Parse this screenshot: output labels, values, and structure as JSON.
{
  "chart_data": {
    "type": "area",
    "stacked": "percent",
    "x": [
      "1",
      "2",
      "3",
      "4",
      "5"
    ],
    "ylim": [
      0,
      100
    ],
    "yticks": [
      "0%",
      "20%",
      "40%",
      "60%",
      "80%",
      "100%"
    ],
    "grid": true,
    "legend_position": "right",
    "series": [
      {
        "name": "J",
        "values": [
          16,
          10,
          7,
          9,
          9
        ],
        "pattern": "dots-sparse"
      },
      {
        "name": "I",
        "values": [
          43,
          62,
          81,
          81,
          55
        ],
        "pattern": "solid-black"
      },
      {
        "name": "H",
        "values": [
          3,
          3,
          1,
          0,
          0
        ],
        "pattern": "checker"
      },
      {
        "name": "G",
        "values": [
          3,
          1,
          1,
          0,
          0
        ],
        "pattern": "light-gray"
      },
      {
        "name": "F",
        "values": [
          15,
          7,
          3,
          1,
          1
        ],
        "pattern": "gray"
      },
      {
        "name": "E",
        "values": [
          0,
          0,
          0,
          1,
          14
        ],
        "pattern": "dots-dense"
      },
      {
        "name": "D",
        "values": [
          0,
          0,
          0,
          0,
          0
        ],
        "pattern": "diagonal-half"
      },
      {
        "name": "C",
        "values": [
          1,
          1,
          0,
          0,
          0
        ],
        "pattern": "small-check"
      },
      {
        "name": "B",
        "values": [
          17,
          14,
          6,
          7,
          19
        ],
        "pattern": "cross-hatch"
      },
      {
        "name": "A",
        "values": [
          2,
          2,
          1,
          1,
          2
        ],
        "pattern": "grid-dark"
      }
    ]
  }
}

________________________

• Stated task:
Write the listing out again, exactly as shown above.

• Expected answer:
Parse this screenshot: output labels, values, and structure as JSON.
{
  "chart_data": {
    "type": "area",
    "stacked": "percent",
    "x": [
      "1",
      "2",
      "3",
      "4",
      "5"
    ],
    "ylim": [
      0,
      100
    ],
    "yticks": [
      "0%",
      "20%",
      "40%",
      "60%",
      "80%",
      "100%"
    ],
    "grid": true,
    "legend_position": "right",
    "series": [
      {
        "name": "J",
        "values": [
          16,
          10,
          7,
          9,
          9
        ],
        "pattern": "dots-sparse"
      },
      {
        "name": "I",
        "values": [
          43,
          62,
          81,
          81,
          55
        ],
        "pattern": "solid-black"
      },
      {
        "name": "H",
        "values": [
          3,
          3,
          1,
          0,
          0
        ],
        "pattern": "checker"
      },
      {
        "name": "G",
        "values": [
          3,
          1,
          1,
          0,
          0
        ],
        "pattern": "light-gray"
      },
      {
        "name": "F",
        "values": [
          15,
          7,
          3,
          1,
          1
        ],
        "pattern": "gray"
      },
      {
        "name": "E",
        "values": [
          0,
          0,
          0,
          1,
          14
        ],
        "pattern": "dots-dense"
      },
      {
        "name": "D",
        "values": [
          0,
          0,
          0,
          0,
          0
        ],
        "pattern": "diagonal-half"
      },
      {
        "name": "C",
        "values": [
          1,
          1,
          0,
          0,
          0
        ],
        "pattern": "small-check"
      },
      {
        "name": "B",
        "values": [
          17,
          14,
          6,
          7,
          19
        ],
        "pattern": "cross-hatch"
      },
      {
        "name": "A",
        "values": [
          2,
          2,
          1,
          1,
          2
        ],
        "pattern": "grid-dark"
      }
    ]
  }
}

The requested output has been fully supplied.